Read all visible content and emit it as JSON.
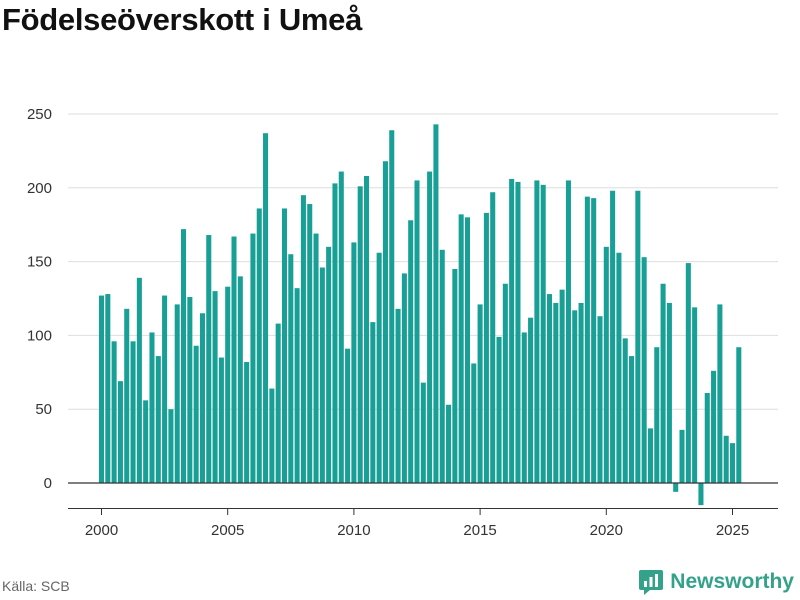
{
  "title": "Födelseöverskott i Umeå",
  "source": "Källa: SCB",
  "brand": {
    "name": "Newsworthy",
    "icon": "newsworthy-logo-icon",
    "color": "#34a28b"
  },
  "colors": {
    "bar": "#18a096",
    "grid": "#dedede",
    "zero": "#333333",
    "axis": "#333333"
  },
  "chart_data": {
    "type": "bar",
    "title": "Födelseöverskott i Umeå",
    "xlabel": "",
    "ylabel": "",
    "frequency": "quarterly",
    "x_start": "2000 Q1",
    "ylim": [
      -18,
      262
    ],
    "y_ticks": [
      0,
      50,
      100,
      150,
      200,
      250
    ],
    "x_ticks": [
      "2000",
      "2005",
      "2010",
      "2015",
      "2020",
      "2025"
    ],
    "grid": true,
    "values": [
      127,
      128,
      96,
      69,
      118,
      96,
      139,
      56,
      102,
      86,
      127,
      50,
      121,
      172,
      126,
      93,
      115,
      168,
      130,
      85,
      133,
      167,
      140,
      82,
      169,
      186,
      237,
      64,
      108,
      186,
      155,
      132,
      195,
      189,
      169,
      146,
      160,
      203,
      211,
      91,
      163,
      201,
      208,
      109,
      156,
      218,
      239,
      118,
      142,
      178,
      205,
      68,
      211,
      243,
      158,
      53,
      145,
      182,
      180,
      81,
      121,
      183,
      197,
      99,
      135,
      206,
      204,
      102,
      112,
      205,
      202,
      128,
      122,
      131,
      205,
      117,
      122,
      194,
      193,
      113,
      160,
      198,
      156,
      98,
      86,
      198,
      153,
      37,
      92,
      135,
      122,
      -6,
      36,
      149,
      119,
      -15,
      61,
      76,
      121,
      32,
      27,
      92
    ]
  }
}
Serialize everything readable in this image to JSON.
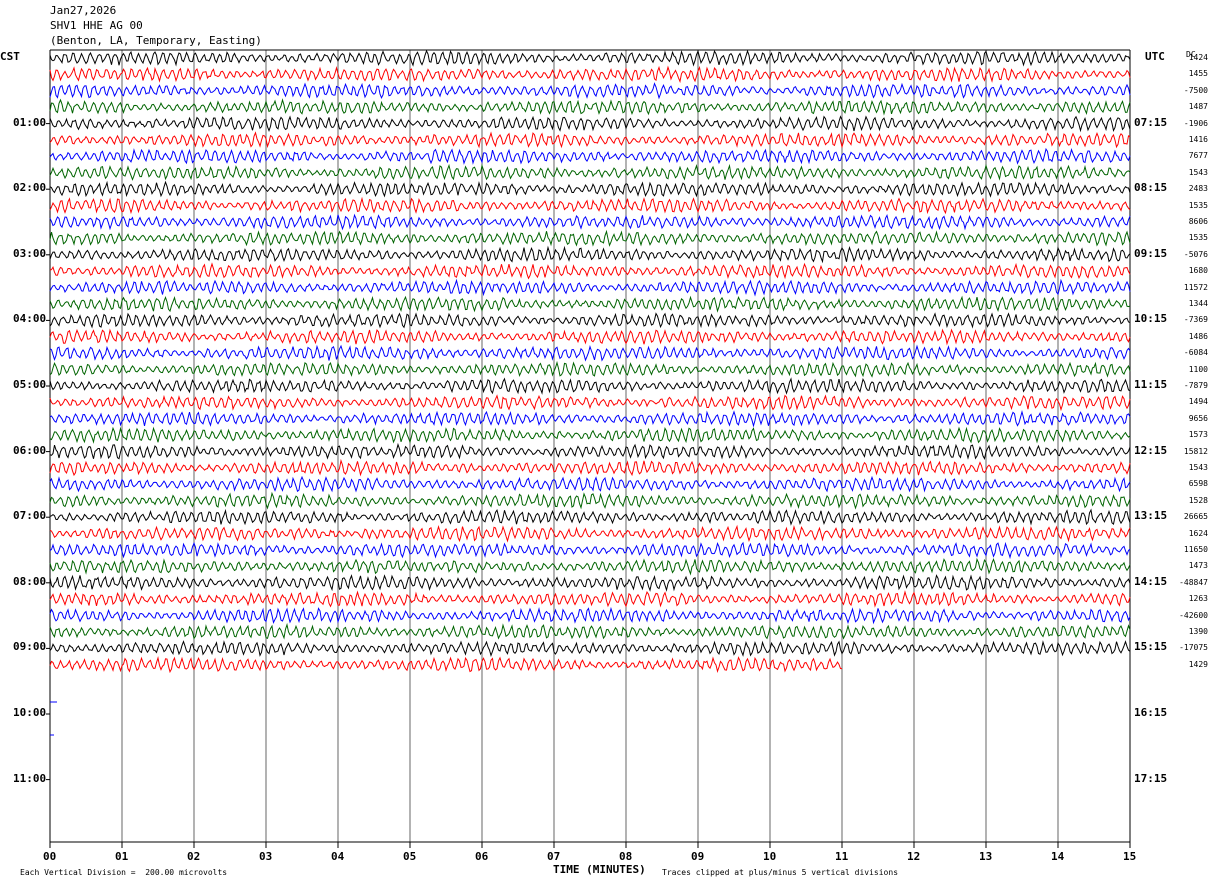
{
  "header": {
    "date": "Jan27,2026",
    "station": "SHV1 HHE AG 00",
    "location": "(Benton, LA, Temporary, Easting)"
  },
  "axes": {
    "left_tz": "CST",
    "right_tz": "UTC",
    "dc_label": "DC",
    "x_title": "TIME (MINUTES)"
  },
  "footer": {
    "scale_note": "Each Vertical Division =  200.00 microvolts",
    "clip_note": "Traces clipped at plus/minus 5 vertical divisions"
  },
  "chart_data": {
    "type": "line",
    "title": "SHV1 HHE AG 00",
    "xlabel": "TIME (MINUTES)",
    "ylabel": "",
    "xlim": [
      0,
      15
    ],
    "x_ticks": [
      "00",
      "01",
      "02",
      "03",
      "04",
      "05",
      "06",
      "07",
      "08",
      "09",
      "10",
      "11",
      "12",
      "13",
      "14",
      "15"
    ],
    "left_time_labels": [
      "01:00",
      "02:00",
      "03:00",
      "04:00",
      "05:00",
      "06:00",
      "07:00",
      "08:00",
      "09:00",
      "10:00",
      "11:00"
    ],
    "right_time_labels": [
      "07:15",
      "08:15",
      "09:15",
      "10:15",
      "11:15",
      "12:15",
      "13:15",
      "14:15",
      "15:15",
      "16:15",
      "17:15"
    ],
    "trace_colors": [
      "#000000",
      "#ff0000",
      "#0000ff",
      "#006400"
    ],
    "rows_per_hour": 4,
    "minutes_per_row": 15,
    "total_rows": 48,
    "recorded_rows": 38,
    "last_row_end_minute": 11,
    "dc_offsets": [
      "1424",
      "1455",
      "-7500",
      "1487",
      "-1906",
      "1416",
      "7677",
      "1543",
      "2483",
      "1535",
      "8606",
      "1535",
      "-5076",
      "1680",
      "11572",
      "1344",
      "-7369",
      "1486",
      "-6084",
      "1100",
      "-7879",
      "1494",
      "9656",
      "1573",
      "15812",
      "1543",
      "6598",
      "1528",
      "26665",
      "1624",
      "11650",
      "1473",
      "-48847",
      "1263",
      "-42600",
      "1390",
      "-17075",
      "1429"
    ]
  }
}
+++
[INSTRUCTIONS TO FOLLOW]: Pull every line containing "Födelseöverskott" from the material above.

[FINISHED ANSWER]:
  "title": "Födelseöverskott i Umeå",
    "title": "Födelseöverskott i Umeå",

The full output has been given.